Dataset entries
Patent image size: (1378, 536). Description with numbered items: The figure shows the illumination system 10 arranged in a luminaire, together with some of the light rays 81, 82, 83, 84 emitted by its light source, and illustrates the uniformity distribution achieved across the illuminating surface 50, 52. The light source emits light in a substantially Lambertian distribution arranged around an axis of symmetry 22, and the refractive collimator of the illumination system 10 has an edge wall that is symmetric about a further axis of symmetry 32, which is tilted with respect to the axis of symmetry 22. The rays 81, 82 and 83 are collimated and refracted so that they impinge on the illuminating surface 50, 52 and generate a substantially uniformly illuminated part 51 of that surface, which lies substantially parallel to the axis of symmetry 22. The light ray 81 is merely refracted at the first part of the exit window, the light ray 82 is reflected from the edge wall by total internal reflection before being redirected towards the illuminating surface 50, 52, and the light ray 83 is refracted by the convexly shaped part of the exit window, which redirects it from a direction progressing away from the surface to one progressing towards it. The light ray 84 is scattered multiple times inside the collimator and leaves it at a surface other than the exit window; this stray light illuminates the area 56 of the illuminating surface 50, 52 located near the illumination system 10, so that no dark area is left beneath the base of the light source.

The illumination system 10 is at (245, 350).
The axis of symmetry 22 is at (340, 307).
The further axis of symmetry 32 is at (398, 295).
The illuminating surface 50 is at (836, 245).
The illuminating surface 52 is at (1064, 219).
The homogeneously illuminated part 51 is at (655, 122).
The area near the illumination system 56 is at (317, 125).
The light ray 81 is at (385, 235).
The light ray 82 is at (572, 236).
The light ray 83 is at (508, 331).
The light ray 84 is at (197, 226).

### The request
Express each line of the material as one string in a JSON list, omitting blank lines.

### Output
[
  "Patent image size: (1378, 536). Description with numbered items: The figure shows the illumination system 10 arranged in a luminaire, together with some of the light rays 81, 82, 83, 84 emitted by its light source, and illustrates the uniformity distribution achieved across the illuminating surface 50, 52. The light source emits light in a substantially Lambertian distribution arranged around an axis of symmetry 22, and the refractive collimator of the illumination system 10 has an edge wall that is symmetric about a further axis of symmetry 32, which is tilted with respect to the axis of symmetry 22. The rays 81, 82 and 83 are collimated and refracted so that they impinge on the illuminating surface 50, 52 and generate a substantially uniformly illuminated part 51 of that surface, which lies substantially parallel to the axis of symmetry 22. The light ray 81 is merely refracted at the first part of the exit window, the light ray 82 is reflected from the edge wall by total internal reflection before being redirected towards the illuminating surface 50, 52, and the light ray 83 is refracted by the convexly shaped part of the exit window, which redirects it from a direction progressing away from the surface to one progressing towards it. The light ray 84 is scattered multiple times inside the collimator and leaves it at a surface other than the exit window; this stray light illuminates the area 56 of the illuminating surface 50, 52 located near the illumination system 10, so that no dark area is left beneath the base of the light source.",
  "The illumination system 10 is at (245, 350).",
  "The axis of symmetry 22 is at (340, 307).",
  "The further axis of symmetry 32 is at (398, 295).",
  "The illuminating surface 50 is at (836, 245).",
  "The illuminating surface 52 is at (1064, 219).",
  "The homogeneously illuminated part 51 is at (655, 122).",
  "The area near the illumination system 56 is at (317, 125).",
  "The light ray 81 is at (385, 235).",
  "The light ray 82 is at (572, 236).",
  "The light ray 83 is at (508, 331).",
  "The light ray 84 is at (197, 226)."
]